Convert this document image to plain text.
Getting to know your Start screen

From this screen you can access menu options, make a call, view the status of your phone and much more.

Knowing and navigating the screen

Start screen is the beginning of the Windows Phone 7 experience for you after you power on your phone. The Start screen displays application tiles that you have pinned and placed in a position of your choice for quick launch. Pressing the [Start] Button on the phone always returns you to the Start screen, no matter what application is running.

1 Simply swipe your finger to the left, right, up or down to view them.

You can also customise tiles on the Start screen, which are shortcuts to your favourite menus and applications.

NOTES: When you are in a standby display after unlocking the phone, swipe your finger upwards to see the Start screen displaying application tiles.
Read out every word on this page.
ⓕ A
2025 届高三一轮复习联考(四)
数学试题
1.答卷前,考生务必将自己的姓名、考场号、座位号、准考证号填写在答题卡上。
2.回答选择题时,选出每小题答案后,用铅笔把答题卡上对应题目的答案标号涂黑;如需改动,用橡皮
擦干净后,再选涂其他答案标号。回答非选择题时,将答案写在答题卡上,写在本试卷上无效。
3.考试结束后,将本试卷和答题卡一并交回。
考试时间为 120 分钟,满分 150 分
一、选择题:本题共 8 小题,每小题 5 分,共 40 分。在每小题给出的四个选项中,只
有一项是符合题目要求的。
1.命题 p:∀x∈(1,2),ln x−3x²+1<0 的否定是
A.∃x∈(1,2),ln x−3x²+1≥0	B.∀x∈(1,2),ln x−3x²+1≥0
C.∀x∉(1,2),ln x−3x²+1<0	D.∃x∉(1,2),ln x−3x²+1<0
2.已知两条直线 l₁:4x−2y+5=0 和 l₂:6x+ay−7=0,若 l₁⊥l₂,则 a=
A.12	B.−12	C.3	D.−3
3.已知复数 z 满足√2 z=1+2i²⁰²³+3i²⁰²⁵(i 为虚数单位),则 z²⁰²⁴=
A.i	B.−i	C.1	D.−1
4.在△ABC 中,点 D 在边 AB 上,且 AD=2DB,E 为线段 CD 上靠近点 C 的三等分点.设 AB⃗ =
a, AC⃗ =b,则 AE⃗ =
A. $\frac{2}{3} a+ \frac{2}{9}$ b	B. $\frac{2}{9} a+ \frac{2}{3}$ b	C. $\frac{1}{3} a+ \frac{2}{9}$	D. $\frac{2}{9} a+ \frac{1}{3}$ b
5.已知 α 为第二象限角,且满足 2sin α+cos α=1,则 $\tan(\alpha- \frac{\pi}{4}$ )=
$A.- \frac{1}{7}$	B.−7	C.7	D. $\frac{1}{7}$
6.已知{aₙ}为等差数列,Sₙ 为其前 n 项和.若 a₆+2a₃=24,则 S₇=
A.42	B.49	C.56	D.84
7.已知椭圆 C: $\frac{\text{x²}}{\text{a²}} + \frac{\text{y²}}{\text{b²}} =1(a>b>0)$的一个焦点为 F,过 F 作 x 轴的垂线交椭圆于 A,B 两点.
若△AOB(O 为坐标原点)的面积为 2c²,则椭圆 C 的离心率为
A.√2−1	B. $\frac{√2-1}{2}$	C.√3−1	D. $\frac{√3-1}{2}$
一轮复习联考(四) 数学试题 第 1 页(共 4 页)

--------------------------------

* GIVEN PROBLEM:
Extract from the data every line where "text" shows up.

* ANSWER TO THE PROBLEM:
Convert this document image to plain text.
7.已知椭圆 C: $\frac{\text{x²}}{\text{a²}} + \frac{\text{y²}}{\text{b²}} =1(a>b>0)$的一个焦点为 F,过 F 作 x 轴的垂线交椭圆于 A,B 两点.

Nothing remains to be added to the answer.